Extracted records:

........

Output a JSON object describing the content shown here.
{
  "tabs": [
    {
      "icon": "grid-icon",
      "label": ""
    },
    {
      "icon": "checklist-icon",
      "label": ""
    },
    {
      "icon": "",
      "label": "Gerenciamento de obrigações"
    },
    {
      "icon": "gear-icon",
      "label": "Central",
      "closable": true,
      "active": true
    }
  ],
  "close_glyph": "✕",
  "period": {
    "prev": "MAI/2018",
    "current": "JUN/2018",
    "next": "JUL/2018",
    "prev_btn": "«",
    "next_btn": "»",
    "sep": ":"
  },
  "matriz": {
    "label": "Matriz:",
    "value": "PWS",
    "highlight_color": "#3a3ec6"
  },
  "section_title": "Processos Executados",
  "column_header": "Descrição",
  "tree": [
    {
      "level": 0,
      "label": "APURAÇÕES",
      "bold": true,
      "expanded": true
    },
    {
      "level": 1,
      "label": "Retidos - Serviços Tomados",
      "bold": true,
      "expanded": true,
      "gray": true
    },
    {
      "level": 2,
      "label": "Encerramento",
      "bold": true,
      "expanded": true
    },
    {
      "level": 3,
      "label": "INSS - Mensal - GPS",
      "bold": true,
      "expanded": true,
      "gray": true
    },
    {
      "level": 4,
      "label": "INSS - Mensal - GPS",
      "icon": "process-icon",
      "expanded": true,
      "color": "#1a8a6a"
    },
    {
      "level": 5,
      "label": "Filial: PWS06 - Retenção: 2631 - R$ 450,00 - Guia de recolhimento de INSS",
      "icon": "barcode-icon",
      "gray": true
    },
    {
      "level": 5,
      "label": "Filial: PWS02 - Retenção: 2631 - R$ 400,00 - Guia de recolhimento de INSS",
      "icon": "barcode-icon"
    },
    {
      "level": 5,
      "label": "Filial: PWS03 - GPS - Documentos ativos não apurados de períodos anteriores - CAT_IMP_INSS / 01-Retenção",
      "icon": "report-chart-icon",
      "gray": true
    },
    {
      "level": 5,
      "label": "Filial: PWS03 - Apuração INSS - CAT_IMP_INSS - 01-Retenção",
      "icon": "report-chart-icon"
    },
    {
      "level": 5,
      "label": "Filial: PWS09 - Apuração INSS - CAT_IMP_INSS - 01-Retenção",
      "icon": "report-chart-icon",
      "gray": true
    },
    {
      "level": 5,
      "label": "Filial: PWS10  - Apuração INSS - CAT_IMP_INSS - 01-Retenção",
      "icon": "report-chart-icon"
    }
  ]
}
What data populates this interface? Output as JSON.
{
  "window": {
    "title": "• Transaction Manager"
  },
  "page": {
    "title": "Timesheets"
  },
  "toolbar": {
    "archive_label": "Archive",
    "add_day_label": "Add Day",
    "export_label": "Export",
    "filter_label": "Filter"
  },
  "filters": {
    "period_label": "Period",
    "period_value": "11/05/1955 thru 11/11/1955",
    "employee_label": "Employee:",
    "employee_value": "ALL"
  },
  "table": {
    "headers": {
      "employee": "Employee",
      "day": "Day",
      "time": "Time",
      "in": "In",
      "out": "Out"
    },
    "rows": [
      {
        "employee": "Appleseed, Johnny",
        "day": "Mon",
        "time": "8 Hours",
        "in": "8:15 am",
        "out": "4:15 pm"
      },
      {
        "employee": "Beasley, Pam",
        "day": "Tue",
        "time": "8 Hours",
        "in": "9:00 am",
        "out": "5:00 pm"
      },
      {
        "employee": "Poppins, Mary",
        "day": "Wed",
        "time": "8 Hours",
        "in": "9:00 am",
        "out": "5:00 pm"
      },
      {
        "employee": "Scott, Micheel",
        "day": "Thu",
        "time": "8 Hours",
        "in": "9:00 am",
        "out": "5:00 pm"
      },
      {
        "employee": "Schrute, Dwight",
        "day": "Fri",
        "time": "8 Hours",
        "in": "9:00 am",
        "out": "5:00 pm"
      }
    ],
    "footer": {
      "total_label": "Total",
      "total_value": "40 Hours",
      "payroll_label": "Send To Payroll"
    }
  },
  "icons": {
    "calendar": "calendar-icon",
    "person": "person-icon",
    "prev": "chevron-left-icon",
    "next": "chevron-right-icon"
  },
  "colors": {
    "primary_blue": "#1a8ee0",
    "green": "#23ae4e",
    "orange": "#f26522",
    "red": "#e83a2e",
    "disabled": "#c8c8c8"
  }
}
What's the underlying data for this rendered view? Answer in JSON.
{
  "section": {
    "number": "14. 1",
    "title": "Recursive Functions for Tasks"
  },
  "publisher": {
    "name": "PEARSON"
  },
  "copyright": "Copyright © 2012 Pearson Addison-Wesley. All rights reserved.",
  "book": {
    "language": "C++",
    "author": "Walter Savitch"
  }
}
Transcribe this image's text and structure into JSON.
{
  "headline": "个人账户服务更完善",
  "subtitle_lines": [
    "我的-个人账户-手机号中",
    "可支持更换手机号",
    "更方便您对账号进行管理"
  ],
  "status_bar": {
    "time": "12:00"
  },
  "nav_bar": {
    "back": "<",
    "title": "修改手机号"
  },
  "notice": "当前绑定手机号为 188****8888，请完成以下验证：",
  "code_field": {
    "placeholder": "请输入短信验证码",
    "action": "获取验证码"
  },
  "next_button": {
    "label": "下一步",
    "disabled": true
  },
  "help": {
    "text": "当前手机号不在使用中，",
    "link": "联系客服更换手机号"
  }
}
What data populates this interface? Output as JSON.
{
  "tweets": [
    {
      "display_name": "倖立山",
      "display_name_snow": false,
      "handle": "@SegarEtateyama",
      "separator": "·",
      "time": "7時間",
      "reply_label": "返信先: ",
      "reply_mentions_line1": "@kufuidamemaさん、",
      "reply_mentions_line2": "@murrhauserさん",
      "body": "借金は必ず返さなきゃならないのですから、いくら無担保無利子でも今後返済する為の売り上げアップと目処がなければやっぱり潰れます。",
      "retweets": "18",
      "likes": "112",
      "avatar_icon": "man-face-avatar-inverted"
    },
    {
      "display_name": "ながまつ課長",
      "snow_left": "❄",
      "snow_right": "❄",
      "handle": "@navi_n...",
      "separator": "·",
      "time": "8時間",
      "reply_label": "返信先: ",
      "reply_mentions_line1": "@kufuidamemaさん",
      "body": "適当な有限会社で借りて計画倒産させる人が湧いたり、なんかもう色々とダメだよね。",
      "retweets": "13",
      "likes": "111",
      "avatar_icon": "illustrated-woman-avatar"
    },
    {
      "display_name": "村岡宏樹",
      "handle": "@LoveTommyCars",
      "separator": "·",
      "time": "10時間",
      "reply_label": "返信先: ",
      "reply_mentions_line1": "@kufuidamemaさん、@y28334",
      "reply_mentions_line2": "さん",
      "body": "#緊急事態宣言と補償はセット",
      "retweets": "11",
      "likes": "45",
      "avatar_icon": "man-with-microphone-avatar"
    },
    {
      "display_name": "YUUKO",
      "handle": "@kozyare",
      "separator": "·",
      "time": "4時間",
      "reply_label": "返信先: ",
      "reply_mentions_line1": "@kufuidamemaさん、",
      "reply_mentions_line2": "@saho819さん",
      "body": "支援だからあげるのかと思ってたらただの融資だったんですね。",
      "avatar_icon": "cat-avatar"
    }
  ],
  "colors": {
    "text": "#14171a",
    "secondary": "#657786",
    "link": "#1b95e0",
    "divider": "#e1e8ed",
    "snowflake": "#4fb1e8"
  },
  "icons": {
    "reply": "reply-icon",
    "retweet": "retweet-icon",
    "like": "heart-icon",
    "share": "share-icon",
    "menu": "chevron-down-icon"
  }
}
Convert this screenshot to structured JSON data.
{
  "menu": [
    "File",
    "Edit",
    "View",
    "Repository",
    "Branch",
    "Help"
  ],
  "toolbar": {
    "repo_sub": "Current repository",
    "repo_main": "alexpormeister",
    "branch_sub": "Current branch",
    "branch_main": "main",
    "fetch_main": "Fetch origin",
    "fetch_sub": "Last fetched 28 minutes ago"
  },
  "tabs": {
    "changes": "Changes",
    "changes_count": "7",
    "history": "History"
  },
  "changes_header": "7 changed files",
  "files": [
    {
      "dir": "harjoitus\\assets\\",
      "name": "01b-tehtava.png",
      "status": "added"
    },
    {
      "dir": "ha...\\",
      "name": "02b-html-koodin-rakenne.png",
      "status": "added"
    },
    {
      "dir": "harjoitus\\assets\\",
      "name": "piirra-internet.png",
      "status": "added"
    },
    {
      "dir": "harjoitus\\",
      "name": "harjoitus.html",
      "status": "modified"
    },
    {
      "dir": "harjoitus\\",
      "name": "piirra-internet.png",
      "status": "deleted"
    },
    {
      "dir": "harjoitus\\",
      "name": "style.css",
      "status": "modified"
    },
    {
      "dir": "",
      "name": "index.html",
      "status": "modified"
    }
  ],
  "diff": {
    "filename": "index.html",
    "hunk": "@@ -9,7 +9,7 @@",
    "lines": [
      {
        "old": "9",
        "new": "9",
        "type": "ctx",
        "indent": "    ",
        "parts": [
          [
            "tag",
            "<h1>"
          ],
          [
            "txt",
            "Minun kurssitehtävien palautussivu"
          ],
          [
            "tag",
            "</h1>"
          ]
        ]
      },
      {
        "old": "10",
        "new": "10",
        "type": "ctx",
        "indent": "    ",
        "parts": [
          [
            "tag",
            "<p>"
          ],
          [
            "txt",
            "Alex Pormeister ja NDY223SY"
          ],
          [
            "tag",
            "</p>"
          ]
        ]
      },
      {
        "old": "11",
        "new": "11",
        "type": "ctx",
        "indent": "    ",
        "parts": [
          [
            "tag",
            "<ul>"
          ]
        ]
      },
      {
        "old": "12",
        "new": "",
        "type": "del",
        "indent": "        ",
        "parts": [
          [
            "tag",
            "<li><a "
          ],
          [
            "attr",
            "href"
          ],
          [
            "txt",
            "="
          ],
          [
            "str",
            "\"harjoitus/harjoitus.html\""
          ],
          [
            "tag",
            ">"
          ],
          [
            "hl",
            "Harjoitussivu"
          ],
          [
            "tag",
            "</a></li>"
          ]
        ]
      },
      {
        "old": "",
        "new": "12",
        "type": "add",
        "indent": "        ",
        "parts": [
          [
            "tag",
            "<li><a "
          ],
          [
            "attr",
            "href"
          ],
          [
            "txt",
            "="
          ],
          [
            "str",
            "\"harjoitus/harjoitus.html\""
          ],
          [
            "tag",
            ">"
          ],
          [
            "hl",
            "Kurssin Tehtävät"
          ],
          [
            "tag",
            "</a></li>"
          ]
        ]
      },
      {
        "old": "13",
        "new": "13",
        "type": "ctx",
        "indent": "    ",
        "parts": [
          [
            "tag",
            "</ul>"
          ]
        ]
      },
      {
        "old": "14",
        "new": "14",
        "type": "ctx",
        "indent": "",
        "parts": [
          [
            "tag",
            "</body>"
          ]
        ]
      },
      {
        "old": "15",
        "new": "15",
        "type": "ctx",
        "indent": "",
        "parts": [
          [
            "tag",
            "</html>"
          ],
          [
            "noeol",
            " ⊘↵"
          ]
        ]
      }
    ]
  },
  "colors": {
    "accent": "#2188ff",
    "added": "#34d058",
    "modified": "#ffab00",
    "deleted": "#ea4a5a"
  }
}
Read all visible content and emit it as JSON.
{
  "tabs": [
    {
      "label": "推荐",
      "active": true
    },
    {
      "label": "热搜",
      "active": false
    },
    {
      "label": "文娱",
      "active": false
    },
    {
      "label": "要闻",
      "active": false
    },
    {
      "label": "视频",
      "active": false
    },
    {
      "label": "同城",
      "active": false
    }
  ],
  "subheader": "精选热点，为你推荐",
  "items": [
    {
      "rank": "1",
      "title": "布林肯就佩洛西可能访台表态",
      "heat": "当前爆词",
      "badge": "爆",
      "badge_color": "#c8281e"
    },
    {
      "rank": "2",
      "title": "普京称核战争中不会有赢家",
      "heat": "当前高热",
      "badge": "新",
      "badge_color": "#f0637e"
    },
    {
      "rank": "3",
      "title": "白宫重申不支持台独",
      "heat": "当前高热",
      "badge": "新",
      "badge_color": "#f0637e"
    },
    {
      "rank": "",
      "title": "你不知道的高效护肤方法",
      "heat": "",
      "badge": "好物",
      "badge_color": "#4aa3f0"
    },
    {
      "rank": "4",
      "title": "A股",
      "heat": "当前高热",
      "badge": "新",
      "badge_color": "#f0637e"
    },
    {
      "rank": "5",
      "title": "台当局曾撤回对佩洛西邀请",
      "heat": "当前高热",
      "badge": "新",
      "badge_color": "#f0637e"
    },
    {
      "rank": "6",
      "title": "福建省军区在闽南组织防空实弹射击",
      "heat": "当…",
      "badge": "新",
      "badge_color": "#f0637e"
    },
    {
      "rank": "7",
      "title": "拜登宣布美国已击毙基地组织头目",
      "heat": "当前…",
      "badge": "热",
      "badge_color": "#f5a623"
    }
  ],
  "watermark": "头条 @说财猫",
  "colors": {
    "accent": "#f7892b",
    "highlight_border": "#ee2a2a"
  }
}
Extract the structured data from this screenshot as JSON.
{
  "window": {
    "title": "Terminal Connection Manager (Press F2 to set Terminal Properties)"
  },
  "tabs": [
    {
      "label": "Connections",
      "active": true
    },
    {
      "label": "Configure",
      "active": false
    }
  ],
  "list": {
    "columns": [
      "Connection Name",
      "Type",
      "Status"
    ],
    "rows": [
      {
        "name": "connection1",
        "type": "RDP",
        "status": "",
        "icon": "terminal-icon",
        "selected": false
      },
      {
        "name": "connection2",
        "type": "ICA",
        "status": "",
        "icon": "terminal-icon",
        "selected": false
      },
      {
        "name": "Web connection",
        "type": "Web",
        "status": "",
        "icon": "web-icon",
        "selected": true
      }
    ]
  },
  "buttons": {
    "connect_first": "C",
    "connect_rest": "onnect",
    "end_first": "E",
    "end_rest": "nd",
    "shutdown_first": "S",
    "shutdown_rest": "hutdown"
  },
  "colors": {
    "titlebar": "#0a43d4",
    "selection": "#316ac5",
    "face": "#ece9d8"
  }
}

........

[EXERCISE REQUIREMENTS] Each line that contains the word "JSON" counts toward the total; give only that total.

[CORRECT RESPONSE] 8